*LISTED ENTRIES*:
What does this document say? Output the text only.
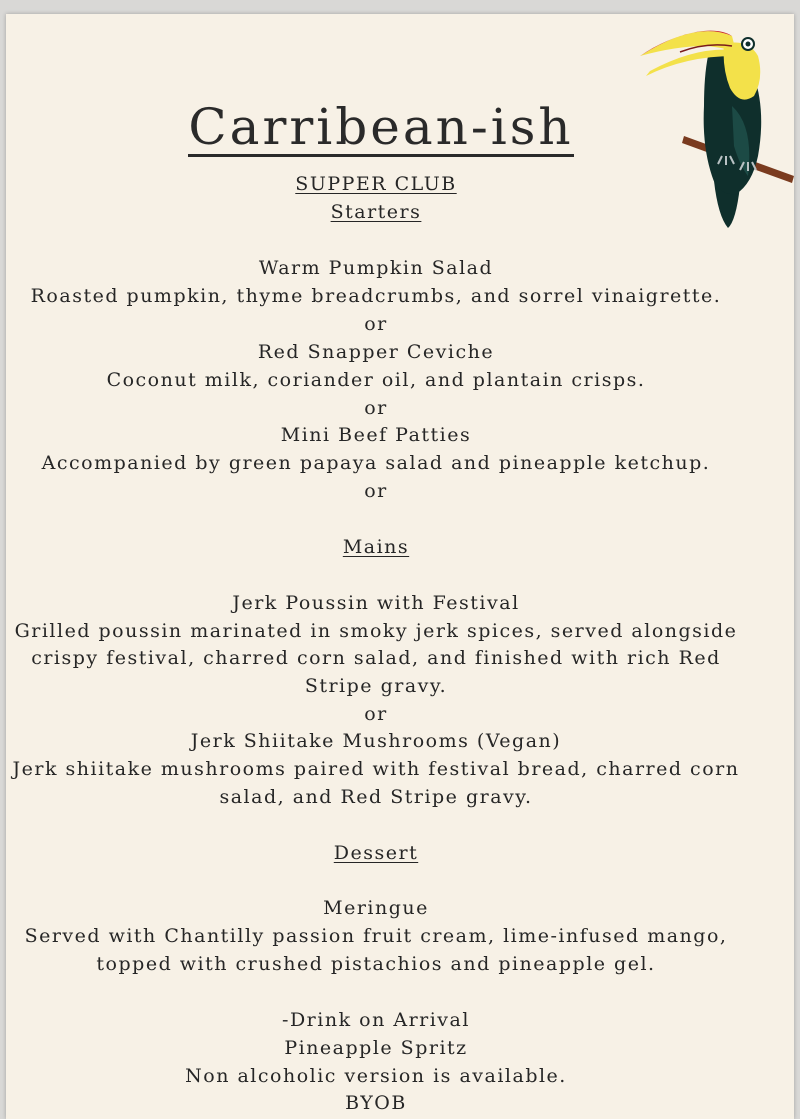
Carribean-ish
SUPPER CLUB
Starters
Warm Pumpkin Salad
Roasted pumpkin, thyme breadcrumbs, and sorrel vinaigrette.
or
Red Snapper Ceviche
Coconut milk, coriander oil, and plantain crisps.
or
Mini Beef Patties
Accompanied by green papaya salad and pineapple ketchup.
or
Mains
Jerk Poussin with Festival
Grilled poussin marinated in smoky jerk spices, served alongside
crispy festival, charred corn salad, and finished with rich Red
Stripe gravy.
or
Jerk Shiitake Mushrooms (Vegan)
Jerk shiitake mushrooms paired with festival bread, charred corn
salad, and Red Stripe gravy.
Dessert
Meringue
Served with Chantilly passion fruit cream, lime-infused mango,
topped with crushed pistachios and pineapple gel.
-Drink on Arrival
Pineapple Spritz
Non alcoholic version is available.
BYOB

*EXERCISE BRIEF*: Working from the listing above, pick out every line that has "corn" and copy it.

*SOLVED EXERCISE*:
crispy festival, charred corn salad, and finished with rich Red
Jerk shiitake mushrooms paired with festival bread, charred corn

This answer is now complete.